⟨
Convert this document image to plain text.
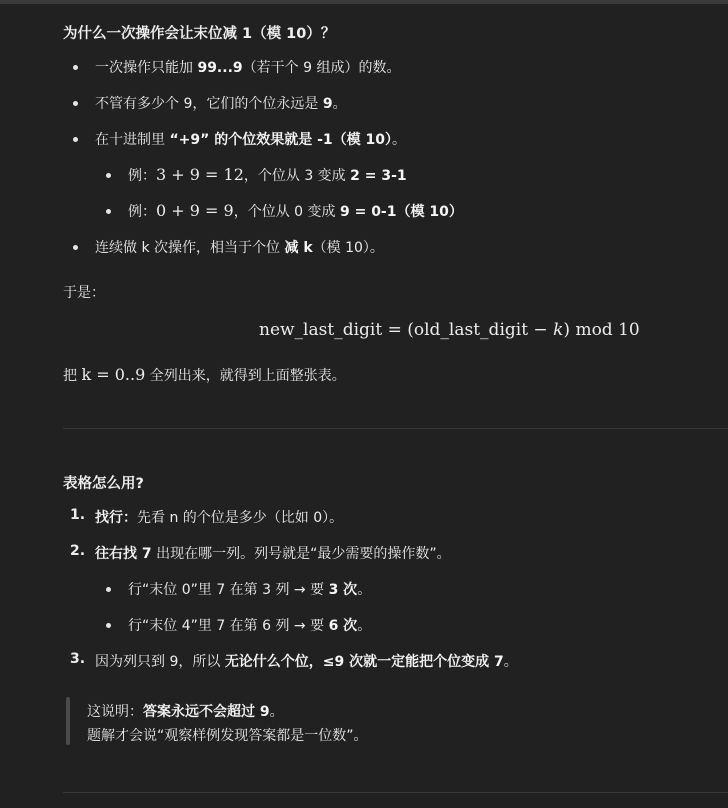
为什么一次操作会让末位减 1（模 10）？
一次操作只能加 99...9（若干个 9 组成）的数。
不管有多少个 9，它们的个位永远是 9。
在十进制里 “+9” 的个位效果就是 -1（模 10）。
例：3 + 9 = 12，个位从 3 变成 2 = 3-1
例：0 + 9 = 9，个位从 0 变成 9 = 0-1（模 10）
连续做 k 次操作，相当于个位 减 k（模 10）。
于是：
new_last_digit = (old_last_digit − k) mod 10
把 k = 0..9 全列出来，就得到上面整张表。
表格怎么用?
1. 找行：先看 n 的个位是多少（比如 0）。
2. 往右找 7 出现在哪一列。列号就是“最少需要的操作数”。
行“末位 0”里 7 在第 3 列 → 要 3 次。
行“末位 4”里 7 在第 6 列 → 要 6 次。
3. 因为列只到 9，所以 无论什么个位，≤9 次就一定能把个位变成 7。
这说明：答案永远不会超过 9。
题解才会说“观察样例发现答案都是一位数”。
⟩
→ Set exercise
Output an exact copy of the material, with the pictures removed.

→ Full output
Convert this document image to plain text.
为什么一次操作会让末位减 1（模 10）？
一次操作只能加 99...9（若干个 9 组成）的数。
不管有多少个 9，它们的个位永远是 9。
在十进制里 “+9” 的个位效果就是 -1（模 10）。
例：3 + 9 = 12，个位从 3 变成 2 = 3-1
例：0 + 9 = 9，个位从 0 变成 9 = 0-1（模 10）
连续做 k 次操作，相当于个位 减 k（模 10）。
于是：
new_last_digit = (old_last_digit − k) mod 10
把 k = 0..9 全列出来，就得到上面整张表。
表格怎么用?
1. 找行：先看 n 的个位是多少（比如 0）。
2. 往右找 7 出现在哪一列。列号就是“最少需要的操作数”。
行“末位 0”里 7 在第 3 列 → 要 3 次。
行“末位 4”里 7 在第 6 列 → 要 6 次。
3. 因为列只到 9，所以 无论什么个位，≤9 次就一定能把个位变成 7。
这说明：答案永远不会超过 9。
题解才会说“观察样例发现答案都是一位数”。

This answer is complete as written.